▶ [Task requirements] Write out every entry word for word.

▶ [Source material]
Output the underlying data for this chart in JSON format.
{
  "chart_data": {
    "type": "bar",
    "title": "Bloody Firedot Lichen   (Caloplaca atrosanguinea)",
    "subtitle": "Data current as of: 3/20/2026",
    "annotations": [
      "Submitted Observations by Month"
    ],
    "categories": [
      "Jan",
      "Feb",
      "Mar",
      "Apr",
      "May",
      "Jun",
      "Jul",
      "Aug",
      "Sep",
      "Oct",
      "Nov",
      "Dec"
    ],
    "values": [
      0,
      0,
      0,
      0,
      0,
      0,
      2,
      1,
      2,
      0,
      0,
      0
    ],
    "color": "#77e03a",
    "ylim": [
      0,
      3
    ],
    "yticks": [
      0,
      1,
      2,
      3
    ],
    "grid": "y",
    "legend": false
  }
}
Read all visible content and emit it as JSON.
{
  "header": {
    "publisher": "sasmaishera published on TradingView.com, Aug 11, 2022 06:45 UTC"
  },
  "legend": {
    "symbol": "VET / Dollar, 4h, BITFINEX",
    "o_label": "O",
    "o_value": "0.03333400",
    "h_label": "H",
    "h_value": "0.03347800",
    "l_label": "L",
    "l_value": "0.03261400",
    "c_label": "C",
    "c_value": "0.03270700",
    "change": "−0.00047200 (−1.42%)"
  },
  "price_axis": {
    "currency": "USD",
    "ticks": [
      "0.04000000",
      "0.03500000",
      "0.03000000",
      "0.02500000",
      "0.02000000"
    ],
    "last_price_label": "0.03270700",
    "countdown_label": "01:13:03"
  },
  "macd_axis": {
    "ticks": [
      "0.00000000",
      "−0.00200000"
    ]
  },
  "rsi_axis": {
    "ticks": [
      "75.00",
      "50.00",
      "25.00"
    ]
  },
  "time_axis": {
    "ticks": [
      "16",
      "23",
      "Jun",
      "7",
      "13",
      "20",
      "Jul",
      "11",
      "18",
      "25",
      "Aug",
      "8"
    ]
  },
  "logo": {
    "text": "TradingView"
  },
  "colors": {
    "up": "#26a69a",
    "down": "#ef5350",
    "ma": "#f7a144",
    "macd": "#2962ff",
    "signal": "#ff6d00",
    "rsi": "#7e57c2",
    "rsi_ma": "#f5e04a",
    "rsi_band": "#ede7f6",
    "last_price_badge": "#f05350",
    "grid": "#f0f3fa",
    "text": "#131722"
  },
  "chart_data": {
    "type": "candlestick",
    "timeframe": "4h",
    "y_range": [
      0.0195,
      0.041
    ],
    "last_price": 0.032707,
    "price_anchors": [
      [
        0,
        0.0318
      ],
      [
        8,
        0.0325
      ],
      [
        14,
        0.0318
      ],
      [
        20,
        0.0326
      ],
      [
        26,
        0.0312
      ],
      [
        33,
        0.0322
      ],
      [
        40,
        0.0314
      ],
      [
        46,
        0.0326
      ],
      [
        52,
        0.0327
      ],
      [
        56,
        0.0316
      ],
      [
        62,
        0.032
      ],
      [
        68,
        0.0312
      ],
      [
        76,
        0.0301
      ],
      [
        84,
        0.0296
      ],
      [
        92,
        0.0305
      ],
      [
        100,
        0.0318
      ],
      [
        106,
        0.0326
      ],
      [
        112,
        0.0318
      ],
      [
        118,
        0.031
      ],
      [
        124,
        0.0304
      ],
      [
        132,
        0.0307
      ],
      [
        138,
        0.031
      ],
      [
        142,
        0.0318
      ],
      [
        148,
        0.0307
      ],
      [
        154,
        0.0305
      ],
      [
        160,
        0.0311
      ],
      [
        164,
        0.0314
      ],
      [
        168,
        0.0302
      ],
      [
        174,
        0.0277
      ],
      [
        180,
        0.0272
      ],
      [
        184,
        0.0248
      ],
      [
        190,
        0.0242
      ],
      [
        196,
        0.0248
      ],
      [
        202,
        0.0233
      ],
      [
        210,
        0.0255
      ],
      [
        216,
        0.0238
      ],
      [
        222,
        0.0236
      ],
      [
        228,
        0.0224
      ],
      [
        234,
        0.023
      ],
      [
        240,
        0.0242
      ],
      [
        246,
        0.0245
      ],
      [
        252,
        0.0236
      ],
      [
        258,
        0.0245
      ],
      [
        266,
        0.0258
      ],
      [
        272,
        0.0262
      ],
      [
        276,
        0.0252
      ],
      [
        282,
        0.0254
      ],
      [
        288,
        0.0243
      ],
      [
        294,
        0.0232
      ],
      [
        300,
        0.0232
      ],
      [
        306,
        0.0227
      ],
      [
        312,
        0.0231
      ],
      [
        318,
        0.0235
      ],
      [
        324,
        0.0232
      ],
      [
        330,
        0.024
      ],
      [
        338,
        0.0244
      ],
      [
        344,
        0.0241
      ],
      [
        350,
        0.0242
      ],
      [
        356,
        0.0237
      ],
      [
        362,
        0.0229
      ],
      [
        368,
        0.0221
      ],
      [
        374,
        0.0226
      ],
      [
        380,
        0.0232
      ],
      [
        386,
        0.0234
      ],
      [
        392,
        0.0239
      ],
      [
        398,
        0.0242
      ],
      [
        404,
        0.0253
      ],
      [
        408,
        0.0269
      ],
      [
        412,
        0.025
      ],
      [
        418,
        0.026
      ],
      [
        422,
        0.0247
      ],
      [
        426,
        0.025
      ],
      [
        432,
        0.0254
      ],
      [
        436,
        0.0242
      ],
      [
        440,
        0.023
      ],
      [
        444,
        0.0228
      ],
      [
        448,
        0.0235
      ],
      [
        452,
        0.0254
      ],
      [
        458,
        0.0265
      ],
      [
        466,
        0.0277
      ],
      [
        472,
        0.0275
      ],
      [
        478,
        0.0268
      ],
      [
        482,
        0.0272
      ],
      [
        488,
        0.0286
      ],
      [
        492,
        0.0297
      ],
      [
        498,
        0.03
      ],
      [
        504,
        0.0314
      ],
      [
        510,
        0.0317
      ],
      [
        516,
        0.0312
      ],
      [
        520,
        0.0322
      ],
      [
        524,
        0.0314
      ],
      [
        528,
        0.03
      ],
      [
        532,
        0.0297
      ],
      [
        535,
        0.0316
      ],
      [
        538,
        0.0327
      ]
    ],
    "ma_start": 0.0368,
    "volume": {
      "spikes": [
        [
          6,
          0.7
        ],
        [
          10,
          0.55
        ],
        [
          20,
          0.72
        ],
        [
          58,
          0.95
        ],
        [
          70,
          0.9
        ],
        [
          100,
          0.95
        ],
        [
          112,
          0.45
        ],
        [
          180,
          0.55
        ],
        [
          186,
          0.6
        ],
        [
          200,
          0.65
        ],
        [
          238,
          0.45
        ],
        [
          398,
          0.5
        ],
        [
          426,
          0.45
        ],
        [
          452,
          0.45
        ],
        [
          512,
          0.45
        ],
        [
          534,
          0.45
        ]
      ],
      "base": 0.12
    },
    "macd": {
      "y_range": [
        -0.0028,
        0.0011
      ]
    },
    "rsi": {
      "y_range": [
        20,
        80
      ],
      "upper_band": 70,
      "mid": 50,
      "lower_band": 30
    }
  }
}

▶ [Answer in full]
Output the underlying data for this chart in JSON format.
{
  "chart_data": {
    "type": "bar",
    "title": "Bloody Firedot Lichen   (Caloplaca atrosanguinea)",
    "subtitle": "Data current as of: 3/20/2026",
    "annotations": [
      "Submitted Observations by Month"
    ],
    "categories": [
      "Jan",
      "Feb",
      "Mar",
      "Apr",
      "May",
      "Jun",
      "Jul",
      "Aug",
      "Sep",
      "Oct",
      "Nov",
      "Dec"
    ],
    "values": [
      0,
      0,
      0,
      0,
      0,
      0,
      2,
      1,
      2,
      0,
      0,
      0
    ],
    "color": "#77e03a",
    "ylim": [
      0,
      3
    ],
    "yticks": [
      0,
      1,
      2,
      3
    ],
    "grid": "y",
    "legend": false
  }
}
Read all visible content and emit it as JSON.
{
  "header": {
    "publisher": "sasmaishera published on TradingView.com, Aug 11, 2022 06:45 UTC"
  },
  "legend": {
    "symbol": "VET / Dollar, 4h, BITFINEX",
    "o_label": "O",
    "o_value": "0.03333400",
    "h_label": "H",
    "h_value": "0.03347800",
    "l_label": "L",
    "l_value": "0.03261400",
    "c_label": "C",
    "c_value": "0.03270700",
    "change": "−0.00047200 (−1.42%)"
  },
  "price_axis": {
    "currency": "USD",
    "ticks": [
      "0.04000000",
      "0.03500000",
      "0.03000000",
      "0.02500000",
      "0.02000000"
    ],
    "last_price_label": "0.03270700",
    "countdown_label": "01:13:03"
  },
  "macd_axis": {
    "ticks": [
      "0.00000000",
      "−0.00200000"
    ]
  },
  "rsi_axis": {
    "ticks": [
      "75.00",
      "50.00",
      "25.00"
    ]
  },
  "time_axis": {
    "ticks": [
      "16",
      "23",
      "Jun",
      "7",
      "13",
      "20",
      "Jul",
      "11",
      "18",
      "25",
      "Aug",
      "8"
    ]
  },
  "logo": {
    "text": "TradingView"
  },
  "colors": {
    "up": "#26a69a",
    "down": "#ef5350",
    "ma": "#f7a144",
    "macd": "#2962ff",
    "signal": "#ff6d00",
    "rsi": "#7e57c2",
    "rsi_ma": "#f5e04a",
    "rsi_band": "#ede7f6",
    "last_price_badge": "#f05350",
    "grid": "#f0f3fa",
    "text": "#131722"
  },
  "chart_data": {
    "type": "candlestick",
    "timeframe": "4h",
    "y_range": [
      0.0195,
      0.041
    ],
    "last_price": 0.032707,
    "price_anchors": [
      [
        0,
        0.0318
      ],
      [
        8,
        0.0325
      ],
      [
        14,
        0.0318
      ],
      [
        20,
        0.0326
      ],
      [
        26,
        0.0312
      ],
      [
        33,
        0.0322
      ],
      [
        40,
        0.0314
      ],
      [
        46,
        0.0326
      ],
      [
        52,
        0.0327
      ],
      [
        56,
        0.0316
      ],
      [
        62,
        0.032
      ],
      [
        68,
        0.0312
      ],
      [
        76,
        0.0301
      ],
      [
        84,
        0.0296
      ],
      [
        92,
        0.0305
      ],
      [
        100,
        0.0318
      ],
      [
        106,
        0.0326
      ],
      [
        112,
        0.0318
      ],
      [
        118,
        0.031
      ],
      [
        124,
        0.0304
      ],
      [
        132,
        0.0307
      ],
      [
        138,
        0.031
      ],
      [
        142,
        0.0318
      ],
      [
        148,
        0.0307
      ],
      [
        154,
        0.0305
      ],
      [
        160,
        0.0311
      ],
      [
        164,
        0.0314
      ],
      [
        168,
        0.0302
      ],
      [
        174,
        0.0277
      ],
      [
        180,
        0.0272
      ],
      [
        184,
        0.0248
      ],
      [
        190,
        0.0242
      ],
      [
        196,
        0.0248
      ],
      [
        202,
        0.0233
      ],
      [
        210,
        0.0255
      ],
      [
        216,
        0.0238
      ],
      [
        222,
        0.0236
      ],
      [
        228,
        0.0224
      ],
      [
        234,
        0.023
      ],
      [
        240,
        0.0242
      ],
      [
        246,
        0.0245
      ],
      [
        252,
        0.0236
      ],
      [
        258,
        0.0245
      ],
      [
        266,
        0.0258
      ],
      [
        272,
        0.0262
      ],
      [
        276,
        0.0252
      ],
      [
        282,
        0.0254
      ],
      [
        288,
        0.0243
      ],
      [
        294,
        0.0232
      ],
      [
        300,
        0.0232
      ],
      [
        306,
        0.0227
      ],
      [
        312,
        0.0231
      ],
      [
        318,
        0.0235
      ],
      [
        324,
        0.0232
      ],
      [
        330,
        0.024
      ],
      [
        338,
        0.0244
      ],
      [
        344,
        0.0241
      ],
      [
        350,
        0.0242
      ],
      [
        356,
        0.0237
      ],
      [
        362,
        0.0229
      ],
      [
        368,
        0.0221
      ],
      [
        374,
        0.0226
      ],
      [
        380,
        0.0232
      ],
      [
        386,
        0.0234
      ],
      [
        392,
        0.0239
      ],
      [
        398,
        0.0242
      ],
      [
        404,
        0.0253
      ],
      [
        408,
        0.0269
      ],
      [
        412,
        0.025
      ],
      [
        418,
        0.026
      ],
      [
        422,
        0.0247
      ],
      [
        426,
        0.025
      ],
      [
        432,
        0.0254
      ],
      [
        436,
        0.0242
      ],
      [
        440,
        0.023
      ],
      [
        444,
        0.0228
      ],
      [
        448,
        0.0235
      ],
      [
        452,
        0.0254
      ],
      [
        458,
        0.0265
      ],
      [
        466,
        0.0277
      ],
      [
        472,
        0.0275
      ],
      [
        478,
        0.0268
      ],
      [
        482,
        0.0272
      ],
      [
        488,
        0.0286
      ],
      [
        492,
        0.0297
      ],
      [
        498,
        0.03
      ],
      [
        504,
        0.0314
      ],
      [
        510,
        0.0317
      ],
      [
        516,
        0.0312
      ],
      [
        520,
        0.0322
      ],
      [
        524,
        0.0314
      ],
      [
        528,
        0.03
      ],
      [
        532,
        0.0297
      ],
      [
        535,
        0.0316
      ],
      [
        538,
        0.0327
      ]
    ],
    "ma_start": 0.0368,
    "volume": {
      "spikes": [
        [
          6,
          0.7
        ],
        [
          10,
          0.55
        ],
        [
          20,
          0.72
        ],
        [
          58,
          0.95
        ],
        [
          70,
          0.9
        ],
        [
          100,
          0.95
        ],
        [
          112,
          0.45
        ],
        [
          180,
          0.55
        ],
        [
          186,
          0.6
        ],
        [
          200,
          0.65
        ],
        [
          238,
          0.45
        ],
        [
          398,
          0.5
        ],
        [
          426,
          0.45
        ],
        [
          452,
          0.45
        ],
        [
          512,
          0.45
        ],
        [
          534,
          0.45
        ]
      ],
      "base": 0.12
    },
    "macd": {
      "y_range": [
        -0.0028,
        0.0011
      ]
    },
    "rsi": {
      "y_range": [
        20,
        80
      ],
      "upper_band": 70,
      "mid": 50,
      "lower_band": 30
    }
  }
}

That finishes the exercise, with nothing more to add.